----- Rows -----

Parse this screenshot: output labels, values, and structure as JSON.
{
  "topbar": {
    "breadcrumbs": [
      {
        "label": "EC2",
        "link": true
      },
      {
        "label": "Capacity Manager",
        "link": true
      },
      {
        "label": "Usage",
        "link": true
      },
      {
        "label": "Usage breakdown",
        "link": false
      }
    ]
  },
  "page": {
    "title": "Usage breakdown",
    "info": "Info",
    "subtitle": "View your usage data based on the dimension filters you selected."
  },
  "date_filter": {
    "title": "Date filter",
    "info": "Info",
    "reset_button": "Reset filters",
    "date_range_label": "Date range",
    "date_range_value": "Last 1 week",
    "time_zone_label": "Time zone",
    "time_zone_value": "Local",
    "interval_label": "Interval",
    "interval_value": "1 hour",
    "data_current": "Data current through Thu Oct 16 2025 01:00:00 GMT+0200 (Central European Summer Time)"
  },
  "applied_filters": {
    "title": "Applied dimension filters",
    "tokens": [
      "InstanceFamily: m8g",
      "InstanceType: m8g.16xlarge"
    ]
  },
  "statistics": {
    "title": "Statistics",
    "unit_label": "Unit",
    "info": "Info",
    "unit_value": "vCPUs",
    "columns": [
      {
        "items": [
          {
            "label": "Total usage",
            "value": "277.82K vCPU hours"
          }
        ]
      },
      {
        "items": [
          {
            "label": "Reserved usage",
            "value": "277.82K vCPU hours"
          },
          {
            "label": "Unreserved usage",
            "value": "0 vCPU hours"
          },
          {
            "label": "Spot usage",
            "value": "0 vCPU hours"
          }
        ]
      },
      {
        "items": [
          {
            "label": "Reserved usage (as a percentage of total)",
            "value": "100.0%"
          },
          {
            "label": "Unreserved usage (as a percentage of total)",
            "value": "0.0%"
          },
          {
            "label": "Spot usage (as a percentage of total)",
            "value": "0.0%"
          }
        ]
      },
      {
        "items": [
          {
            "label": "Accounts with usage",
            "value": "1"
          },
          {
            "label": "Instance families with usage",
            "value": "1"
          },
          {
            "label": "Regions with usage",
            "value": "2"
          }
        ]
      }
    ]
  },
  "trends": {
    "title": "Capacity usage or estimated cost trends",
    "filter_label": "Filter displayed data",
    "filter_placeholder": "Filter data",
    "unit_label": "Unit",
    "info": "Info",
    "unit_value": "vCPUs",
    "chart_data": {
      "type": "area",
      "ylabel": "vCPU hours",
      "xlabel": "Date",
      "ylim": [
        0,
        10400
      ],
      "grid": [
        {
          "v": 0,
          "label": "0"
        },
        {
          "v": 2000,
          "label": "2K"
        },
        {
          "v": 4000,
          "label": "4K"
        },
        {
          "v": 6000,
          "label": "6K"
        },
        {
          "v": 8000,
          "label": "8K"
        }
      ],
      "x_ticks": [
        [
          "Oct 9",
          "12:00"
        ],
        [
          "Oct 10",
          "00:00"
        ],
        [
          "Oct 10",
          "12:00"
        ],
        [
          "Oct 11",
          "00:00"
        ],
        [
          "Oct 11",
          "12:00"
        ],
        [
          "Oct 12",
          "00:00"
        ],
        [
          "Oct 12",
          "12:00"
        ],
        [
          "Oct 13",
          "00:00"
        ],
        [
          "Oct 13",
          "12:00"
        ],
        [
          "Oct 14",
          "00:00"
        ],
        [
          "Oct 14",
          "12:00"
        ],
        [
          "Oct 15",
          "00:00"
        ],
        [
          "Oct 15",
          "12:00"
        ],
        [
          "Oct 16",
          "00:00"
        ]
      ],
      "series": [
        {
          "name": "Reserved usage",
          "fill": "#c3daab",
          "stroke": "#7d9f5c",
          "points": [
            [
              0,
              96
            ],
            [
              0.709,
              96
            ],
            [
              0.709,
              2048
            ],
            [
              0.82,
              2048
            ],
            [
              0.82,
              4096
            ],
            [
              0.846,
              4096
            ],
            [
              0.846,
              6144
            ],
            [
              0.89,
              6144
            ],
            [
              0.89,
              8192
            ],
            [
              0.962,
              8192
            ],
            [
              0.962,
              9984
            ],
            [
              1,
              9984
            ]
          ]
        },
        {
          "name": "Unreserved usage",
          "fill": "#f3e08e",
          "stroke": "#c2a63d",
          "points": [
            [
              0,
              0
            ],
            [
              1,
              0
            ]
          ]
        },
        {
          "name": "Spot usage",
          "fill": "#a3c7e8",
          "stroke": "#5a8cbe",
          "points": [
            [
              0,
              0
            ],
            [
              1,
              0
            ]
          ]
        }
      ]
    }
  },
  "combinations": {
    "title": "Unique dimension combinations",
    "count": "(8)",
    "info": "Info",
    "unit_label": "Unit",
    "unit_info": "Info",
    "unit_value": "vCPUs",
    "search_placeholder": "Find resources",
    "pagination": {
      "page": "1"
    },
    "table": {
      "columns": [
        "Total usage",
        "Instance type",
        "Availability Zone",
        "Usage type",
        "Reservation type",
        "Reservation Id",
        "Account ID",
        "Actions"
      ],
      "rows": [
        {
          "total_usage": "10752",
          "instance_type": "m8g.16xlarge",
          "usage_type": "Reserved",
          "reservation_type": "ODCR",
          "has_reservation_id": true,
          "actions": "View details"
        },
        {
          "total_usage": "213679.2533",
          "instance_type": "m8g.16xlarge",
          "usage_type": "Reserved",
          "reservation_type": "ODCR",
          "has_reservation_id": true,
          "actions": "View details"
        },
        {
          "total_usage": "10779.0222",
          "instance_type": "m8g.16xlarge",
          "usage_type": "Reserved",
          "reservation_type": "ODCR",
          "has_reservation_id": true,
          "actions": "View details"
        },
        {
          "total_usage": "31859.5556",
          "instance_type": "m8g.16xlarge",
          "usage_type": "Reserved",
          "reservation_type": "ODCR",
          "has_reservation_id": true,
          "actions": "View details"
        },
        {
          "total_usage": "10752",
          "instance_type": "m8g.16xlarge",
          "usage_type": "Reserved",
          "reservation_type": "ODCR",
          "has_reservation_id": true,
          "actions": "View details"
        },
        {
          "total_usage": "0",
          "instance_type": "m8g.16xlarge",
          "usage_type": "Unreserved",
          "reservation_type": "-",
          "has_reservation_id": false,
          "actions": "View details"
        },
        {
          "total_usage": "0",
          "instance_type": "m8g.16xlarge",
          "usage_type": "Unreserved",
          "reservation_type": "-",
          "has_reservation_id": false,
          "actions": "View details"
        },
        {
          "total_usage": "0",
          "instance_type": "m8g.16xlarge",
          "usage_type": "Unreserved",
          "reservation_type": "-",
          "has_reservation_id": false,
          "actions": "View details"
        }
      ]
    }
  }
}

-----

* **Exercise details**
Repeat each of the entries above precisely as given.

* **Exercise response**
Parse this screenshot: output labels, values, and structure as JSON.
{
  "topbar": {
    "breadcrumbs": [
      {
        "label": "EC2",
        "link": true
      },
      {
        "label": "Capacity Manager",
        "link": true
      },
      {
        "label": "Usage",
        "link": true
      },
      {
        "label": "Usage breakdown",
        "link": false
      }
    ]
  },
  "page": {
    "title": "Usage breakdown",
    "info": "Info",
    "subtitle": "View your usage data based on the dimension filters you selected."
  },
  "date_filter": {
    "title": "Date filter",
    "info": "Info",
    "reset_button": "Reset filters",
    "date_range_label": "Date range",
    "date_range_value": "Last 1 week",
    "time_zone_label": "Time zone",
    "time_zone_value": "Local",
    "interval_label": "Interval",
    "interval_value": "1 hour",
    "data_current": "Data current through Thu Oct 16 2025 01:00:00 GMT+0200 (Central European Summer Time)"
  },
  "applied_filters": {
    "title": "Applied dimension filters",
    "tokens": [
      "InstanceFamily: m8g",
      "InstanceType: m8g.16xlarge"
    ]
  },
  "statistics": {
    "title": "Statistics",
    "unit_label": "Unit",
    "info": "Info",
    "unit_value": "vCPUs",
    "columns": [
      {
        "items": [
          {
            "label": "Total usage",
            "value": "277.82K vCPU hours"
          }
        ]
      },
      {
        "items": [
          {
            "label": "Reserved usage",
            "value": "277.82K vCPU hours"
          },
          {
            "label": "Unreserved usage",
            "value": "0 vCPU hours"
          },
          {
            "label": "Spot usage",
            "value": "0 vCPU hours"
          }
        ]
      },
      {
        "items": [
          {
            "label": "Reserved usage (as a percentage of total)",
            "value": "100.0%"
          },
          {
            "label": "Unreserved usage (as a percentage of total)",
            "value": "0.0%"
          },
          {
            "label": "Spot usage (as a percentage of total)",
            "value": "0.0%"
          }
        ]
      },
      {
        "items": [
          {
            "label": "Accounts with usage",
            "value": "1"
          },
          {
            "label": "Instance families with usage",
            "value": "1"
          },
          {
            "label": "Regions with usage",
            "value": "2"
          }
        ]
      }
    ]
  },
  "trends": {
    "title": "Capacity usage or estimated cost trends",
    "filter_label": "Filter displayed data",
    "filter_placeholder": "Filter data",
    "unit_label": "Unit",
    "info": "Info",
    "unit_value": "vCPUs",
    "chart_data": {
      "type": "area",
      "ylabel": "vCPU hours",
      "xlabel": "Date",
      "ylim": [
        0,
        10400
      ],
      "grid": [
        {
          "v": 0,
          "label": "0"
        },
        {
          "v": 2000,
          "label": "2K"
        },
        {
          "v": 4000,
          "label": "4K"
        },
        {
          "v": 6000,
          "label": "6K"
        },
        {
          "v": 8000,
          "label": "8K"
        }
      ],
      "x_ticks": [
        [
          "Oct 9",
          "12:00"
        ],
        [
          "Oct 10",
          "00:00"
        ],
        [
          "Oct 10",
          "12:00"
        ],
        [
          "Oct 11",
          "00:00"
        ],
        [
          "Oct 11",
          "12:00"
        ],
        [
          "Oct 12",
          "00:00"
        ],
        [
          "Oct 12",
          "12:00"
        ],
        [
          "Oct 13",
          "00:00"
        ],
        [
          "Oct 13",
          "12:00"
        ],
        [
          "Oct 14",
          "00:00"
        ],
        [
          "Oct 14",
          "12:00"
        ],
        [
          "Oct 15",
          "00:00"
        ],
        [
          "Oct 15",
          "12:00"
        ],
        [
          "Oct 16",
          "00:00"
        ]
      ],
      "series": [
        {
          "name": "Reserved usage",
          "fill": "#c3daab",
          "stroke": "#7d9f5c",
          "points": [
            [
              0,
              96
            ],
            [
              0.709,
              96
            ],
            [
              0.709,
              2048
            ],
            [
              0.82,
              2048
            ],
            [
              0.82,
              4096
            ],
            [
              0.846,
              4096
            ],
            [
              0.846,
              6144
            ],
            [
              0.89,
              6144
            ],
            [
              0.89,
              8192
            ],
            [
              0.962,
              8192
            ],
            [
              0.962,
              9984
            ],
            [
              1,
              9984
            ]
          ]
        },
        {
          "name": "Unreserved usage",
          "fill": "#f3e08e",
          "stroke": "#c2a63d",
          "points": [
            [
              0,
              0
            ],
            [
              1,
              0
            ]
          ]
        },
        {
          "name": "Spot usage",
          "fill": "#a3c7e8",
          "stroke": "#5a8cbe",
          "points": [
            [
              0,
              0
            ],
            [
              1,
              0
            ]
          ]
        }
      ]
    }
  },
  "combinations": {
    "title": "Unique dimension combinations",
    "count": "(8)",
    "info": "Info",
    "unit_label": "Unit",
    "unit_info": "Info",
    "unit_value": "vCPUs",
    "search_placeholder": "Find resources",
    "pagination": {
      "page": "1"
    },
    "table": {
      "columns": [
        "Total usage",
        "Instance type",
        "Availability Zone",
        "Usage type",
        "Reservation type",
        "Reservation Id",
        "Account ID",
        "Actions"
      ],
      "rows": [
        {
          "total_usage": "10752",
          "instance_type": "m8g.16xlarge",
          "usage_type": "Reserved",
          "reservation_type": "ODCR",
          "has_reservation_id": true,
          "actions": "View details"
        },
        {
          "total_usage": "213679.2533",
          "instance_type": "m8g.16xlarge",
          "usage_type": "Reserved",
          "reservation_type": "ODCR",
          "has_reservation_id": true,
          "actions": "View details"
        },
        {
          "total_usage": "10779.0222",
          "instance_type": "m8g.16xlarge",
          "usage_type": "Reserved",
          "reservation_type": "ODCR",
          "has_reservation_id": true,
          "actions": "View details"
        },
        {
          "total_usage": "31859.5556",
          "instance_type": "m8g.16xlarge",
          "usage_type": "Reserved",
          "reservation_type": "ODCR",
          "has_reservation_id": true,
          "actions": "View details"
        },
        {
          "total_usage": "10752",
          "instance_type": "m8g.16xlarge",
          "usage_type": "Reserved",
          "reservation_type": "ODCR",
          "has_reservation_id": true,
          "actions": "View details"
        },
        {
          "total_usage": "0",
          "instance_type": "m8g.16xlarge",
          "usage_type": "Unreserved",
          "reservation_type": "-",
          "has_reservation_id": false,
          "actions": "View details"
        },
        {
          "total_usage": "0",
          "instance_type": "m8g.16xlarge",
          "usage_type": "Unreserved",
          "reservation_type": "-",
          "has_reservation_id": false,
          "actions": "View details"
        },
        {
          "total_usage": "0",
          "instance_type": "m8g.16xlarge",
          "usage_type": "Unreserved",
          "reservation_type": "-",
          "has_reservation_id": false,
          "actions": "View details"
        }
      ]
    }
  }
}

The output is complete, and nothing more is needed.